> [Records provided]
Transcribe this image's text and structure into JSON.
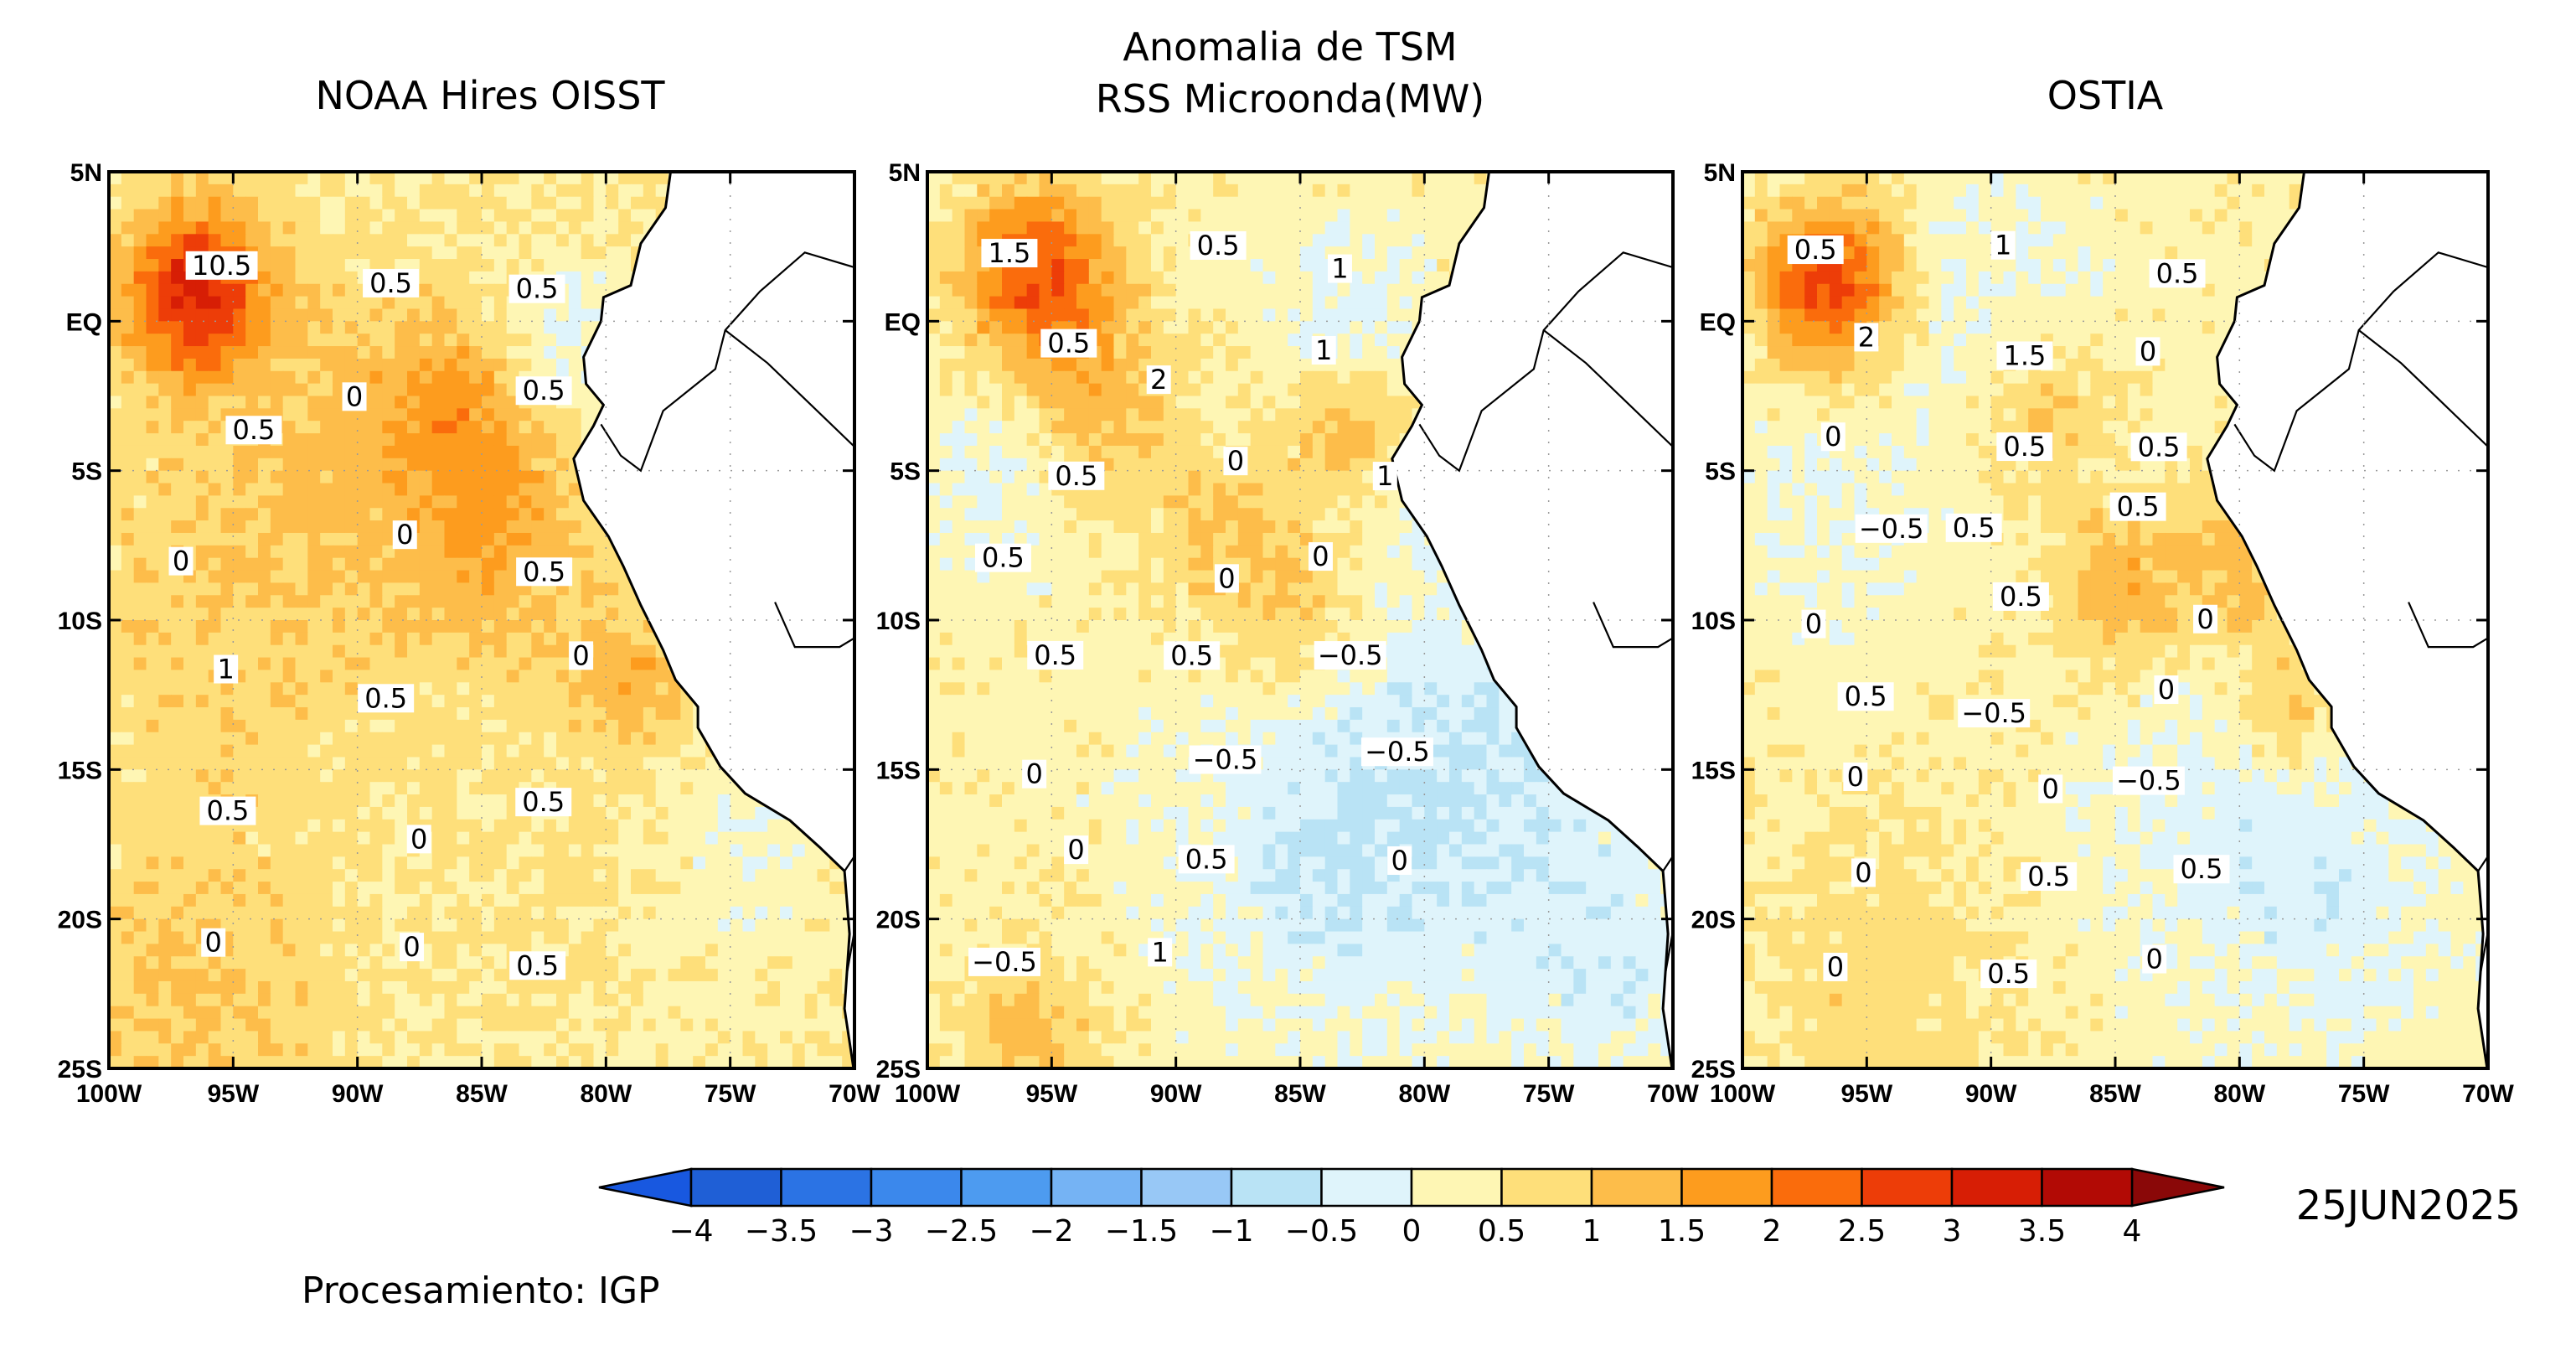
{
  "figure": {
    "main_title": [
      "Anomalia de TSM",
      "RSS Microonda(MW)"
    ],
    "panels": [
      {
        "title": "NOAA Hires OISST",
        "seed": 11,
        "labels": [
          "10.5",
          "0.5",
          "0.5",
          "0.5",
          "0",
          "0.5",
          "0",
          "0",
          "0.5",
          "1",
          "0.5",
          "0",
          "0.5",
          "0",
          "0.5",
          "0",
          "0",
          "0.5"
        ]
      },
      {
        "title": "",
        "seed": 23,
        "labels": [
          "1.5",
          "0.5",
          "1",
          "0.5",
          "2",
          "1",
          "0.5",
          "0",
          "1",
          "0.5",
          "0",
          "0",
          "0.5",
          "0.5",
          "-0.5",
          "0",
          "-0.5",
          "-0.5",
          "0",
          "0.5",
          "0",
          "-0.5",
          "1"
        ]
      },
      {
        "title": "OSTIA",
        "seed": 37,
        "labels": [
          "0.5",
          "1",
          "0.5",
          "2",
          "1.5",
          "0",
          "0",
          "0.5",
          "0.5",
          "-0.5",
          "0.5",
          "0.5",
          "0",
          "0.5",
          "0",
          "0.5",
          "-0.5",
          "0",
          "0",
          "0",
          "-0.5",
          "0",
          "0.5",
          "0.5",
          "0",
          "0.5",
          "0"
        ]
      }
    ],
    "lat_ticks": [
      "5N",
      "EQ",
      "5S",
      "10S",
      "15S",
      "20S",
      "25S"
    ],
    "lon_ticks": [
      "100W",
      "95W",
      "90W",
      "85W",
      "80W",
      "75W",
      "70W"
    ],
    "colorbar": {
      "levels": [
        "-4",
        "-3.5",
        "-3",
        "-2.5",
        "-2",
        "-1.5",
        "-1",
        "-0.5",
        "0",
        "0.5",
        "1",
        "1.5",
        "2",
        "2.5",
        "3",
        "3.5",
        "4"
      ],
      "colors": [
        "#1f5fd6",
        "#2b73e4",
        "#3b88ec",
        "#4d9bf0",
        "#75b3f4",
        "#98c8f6",
        "#b9e3f5",
        "#dff4fb",
        "#fef6b4",
        "#fedf7a",
        "#fdbd4a",
        "#fd9c1e",
        "#fa6c0c",
        "#ed3d08",
        "#d71e05",
        "#b20a05"
      ],
      "under_color": "#1858e0",
      "over_color": "#8a0808"
    },
    "date": "25JUN2025",
    "credit": "Procesamiento: IGP"
  },
  "chart_data": {
    "type": "heatmap",
    "variable": "Anomalia de TSM",
    "xlim": [
      "100W",
      "70W"
    ],
    "ylim": [
      "25S",
      "5N"
    ],
    "levels": [
      -4,
      -3.5,
      -3,
      -2.5,
      -2,
      -1.5,
      -1,
      -0.5,
      0,
      0.5,
      1,
      1.5,
      2,
      2.5,
      3,
      3.5,
      4
    ]
  }
}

> [The request]
Transcribe every entry above exactly. Omit all pictures.

> [Exercise response]
Transcribe this image's text and structure into JSON.
{
  "figure": {
    "main_title": [
      "Anomalia de TSM",
      "RSS Microonda(MW)"
    ],
    "panels": [
      {
        "title": "NOAA Hires OISST",
        "seed": 11,
        "labels": [
          "10.5",
          "0.5",
          "0.5",
          "0.5",
          "0",
          "0.5",
          "0",
          "0",
          "0.5",
          "1",
          "0.5",
          "0",
          "0.5",
          "0",
          "0.5",
          "0",
          "0",
          "0.5"
        ]
      },
      {
        "title": "",
        "seed": 23,
        "labels": [
          "1.5",
          "0.5",
          "1",
          "0.5",
          "2",
          "1",
          "0.5",
          "0",
          "1",
          "0.5",
          "0",
          "0",
          "0.5",
          "0.5",
          "-0.5",
          "0",
          "-0.5",
          "-0.5",
          "0",
          "0.5",
          "0",
          "-0.5",
          "1"
        ]
      },
      {
        "title": "OSTIA",
        "seed": 37,
        "labels": [
          "0.5",
          "1",
          "0.5",
          "2",
          "1.5",
          "0",
          "0",
          "0.5",
          "0.5",
          "-0.5",
          "0.5",
          "0.5",
          "0",
          "0.5",
          "0",
          "0.5",
          "-0.5",
          "0",
          "0",
          "0",
          "-0.5",
          "0",
          "0.5",
          "0.5",
          "0",
          "0.5",
          "0"
        ]
      }
    ],
    "lat_ticks": [
      "5N",
      "EQ",
      "5S",
      "10S",
      "15S",
      "20S",
      "25S"
    ],
    "lon_ticks": [
      "100W",
      "95W",
      "90W",
      "85W",
      "80W",
      "75W",
      "70W"
    ],
    "colorbar": {
      "levels": [
        "-4",
        "-3.5",
        "-3",
        "-2.5",
        "-2",
        "-1.5",
        "-1",
        "-0.5",
        "0",
        "0.5",
        "1",
        "1.5",
        "2",
        "2.5",
        "3",
        "3.5",
        "4"
      ],
      "colors": [
        "#1f5fd6",
        "#2b73e4",
        "#3b88ec",
        "#4d9bf0",
        "#75b3f4",
        "#98c8f6",
        "#b9e3f5",
        "#dff4fb",
        "#fef6b4",
        "#fedf7a",
        "#fdbd4a",
        "#fd9c1e",
        "#fa6c0c",
        "#ed3d08",
        "#d71e05",
        "#b20a05"
      ],
      "under_color": "#1858e0",
      "over_color": "#8a0808"
    },
    "date": "25JUN2025",
    "credit": "Procesamiento: IGP"
  },
  "chart_data": {
    "type": "heatmap",
    "variable": "Anomalia de TSM",
    "xlim": [
      "100W",
      "70W"
    ],
    "ylim": [
      "25S",
      "5N"
    ],
    "levels": [
      -4,
      -3.5,
      -3,
      -2.5,
      -2,
      -1.5,
      -1,
      -0.5,
      0,
      0.5,
      1,
      1.5,
      2,
      2.5,
      3,
      3.5,
      4
    ]
  }
}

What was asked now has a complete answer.